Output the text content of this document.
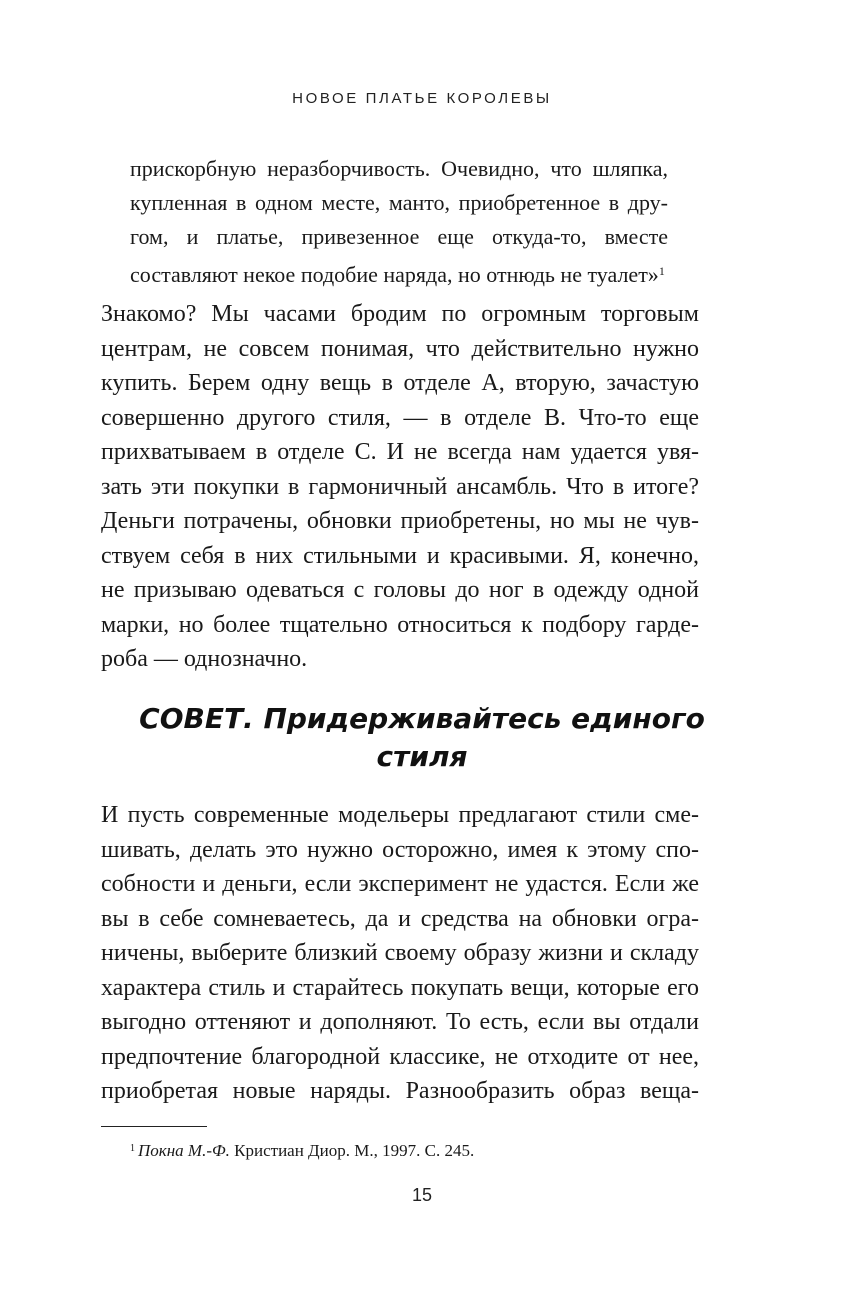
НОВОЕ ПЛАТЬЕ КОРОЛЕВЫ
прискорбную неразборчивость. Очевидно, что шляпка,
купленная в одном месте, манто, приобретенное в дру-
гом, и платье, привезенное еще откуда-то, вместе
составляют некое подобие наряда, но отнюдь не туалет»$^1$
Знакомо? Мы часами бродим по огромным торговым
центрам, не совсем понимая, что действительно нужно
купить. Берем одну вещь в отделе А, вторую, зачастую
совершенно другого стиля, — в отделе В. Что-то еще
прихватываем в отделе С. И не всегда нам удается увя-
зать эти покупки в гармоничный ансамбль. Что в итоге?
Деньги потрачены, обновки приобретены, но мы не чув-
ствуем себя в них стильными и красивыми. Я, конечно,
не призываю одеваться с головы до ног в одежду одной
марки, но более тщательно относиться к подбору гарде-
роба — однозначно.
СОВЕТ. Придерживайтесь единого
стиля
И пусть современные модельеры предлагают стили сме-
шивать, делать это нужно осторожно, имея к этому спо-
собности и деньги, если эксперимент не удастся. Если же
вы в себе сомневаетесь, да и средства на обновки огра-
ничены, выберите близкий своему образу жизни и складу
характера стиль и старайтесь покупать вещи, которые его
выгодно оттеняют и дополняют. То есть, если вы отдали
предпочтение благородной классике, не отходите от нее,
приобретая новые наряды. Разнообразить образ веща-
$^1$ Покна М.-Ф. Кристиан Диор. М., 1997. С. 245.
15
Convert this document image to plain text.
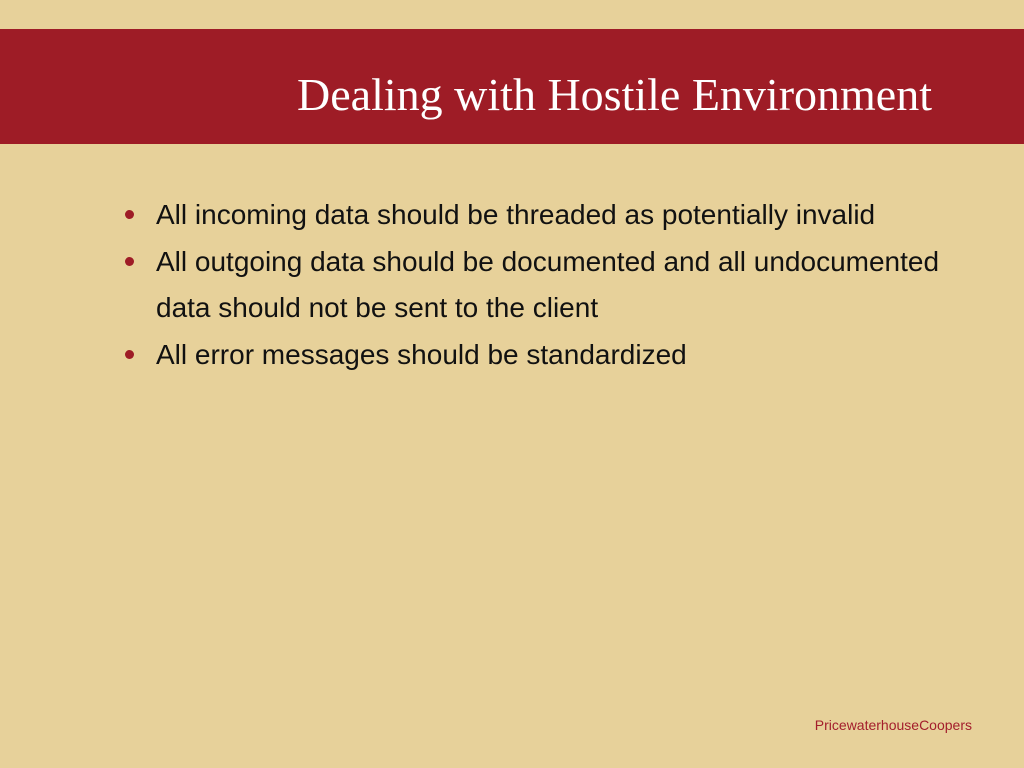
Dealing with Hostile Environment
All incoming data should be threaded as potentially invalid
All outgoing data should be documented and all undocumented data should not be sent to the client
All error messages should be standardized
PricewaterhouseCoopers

------

### AIM OF THE TASK
Pictures are to be left out; otherwise, copy exactly each line from the one containing "Convert this document image to plain text." through the last line of the listing.

### SOLUTION
Convert this document image to plain text.
Dealing with Hostile Environment
All incoming data should be threaded as potentially invalid
All outgoing data should be documented and all undocumented data should not be sent to the client
All error messages should be standardized
PricewaterhouseCoopers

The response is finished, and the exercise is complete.